> [Given information]:

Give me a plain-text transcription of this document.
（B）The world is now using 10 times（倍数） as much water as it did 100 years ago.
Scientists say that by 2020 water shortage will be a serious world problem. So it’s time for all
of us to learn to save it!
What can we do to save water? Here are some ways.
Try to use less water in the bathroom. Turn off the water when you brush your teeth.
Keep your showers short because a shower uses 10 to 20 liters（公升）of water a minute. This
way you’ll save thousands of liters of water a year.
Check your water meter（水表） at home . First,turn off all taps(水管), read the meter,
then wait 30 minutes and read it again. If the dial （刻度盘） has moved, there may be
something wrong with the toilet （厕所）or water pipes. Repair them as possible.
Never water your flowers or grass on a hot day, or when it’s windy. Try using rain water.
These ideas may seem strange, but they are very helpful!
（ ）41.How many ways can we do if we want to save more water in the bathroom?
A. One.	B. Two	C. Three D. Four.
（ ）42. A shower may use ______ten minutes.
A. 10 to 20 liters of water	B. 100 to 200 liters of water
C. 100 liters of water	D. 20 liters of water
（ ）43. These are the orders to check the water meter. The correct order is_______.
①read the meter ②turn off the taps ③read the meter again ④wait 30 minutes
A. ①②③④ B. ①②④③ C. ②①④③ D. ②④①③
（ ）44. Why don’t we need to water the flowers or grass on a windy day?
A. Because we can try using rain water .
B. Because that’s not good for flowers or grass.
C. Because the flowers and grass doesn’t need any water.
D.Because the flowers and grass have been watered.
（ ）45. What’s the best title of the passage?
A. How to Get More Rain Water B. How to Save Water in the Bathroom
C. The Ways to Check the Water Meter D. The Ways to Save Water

> [Requirements]:
Which lines hold the string "need"? List them all.

> [Written response]:
（ ）44. Why don’t we need to water the flowers or grass on a windy day?
C. Because the flowers and grass doesn’t need any water.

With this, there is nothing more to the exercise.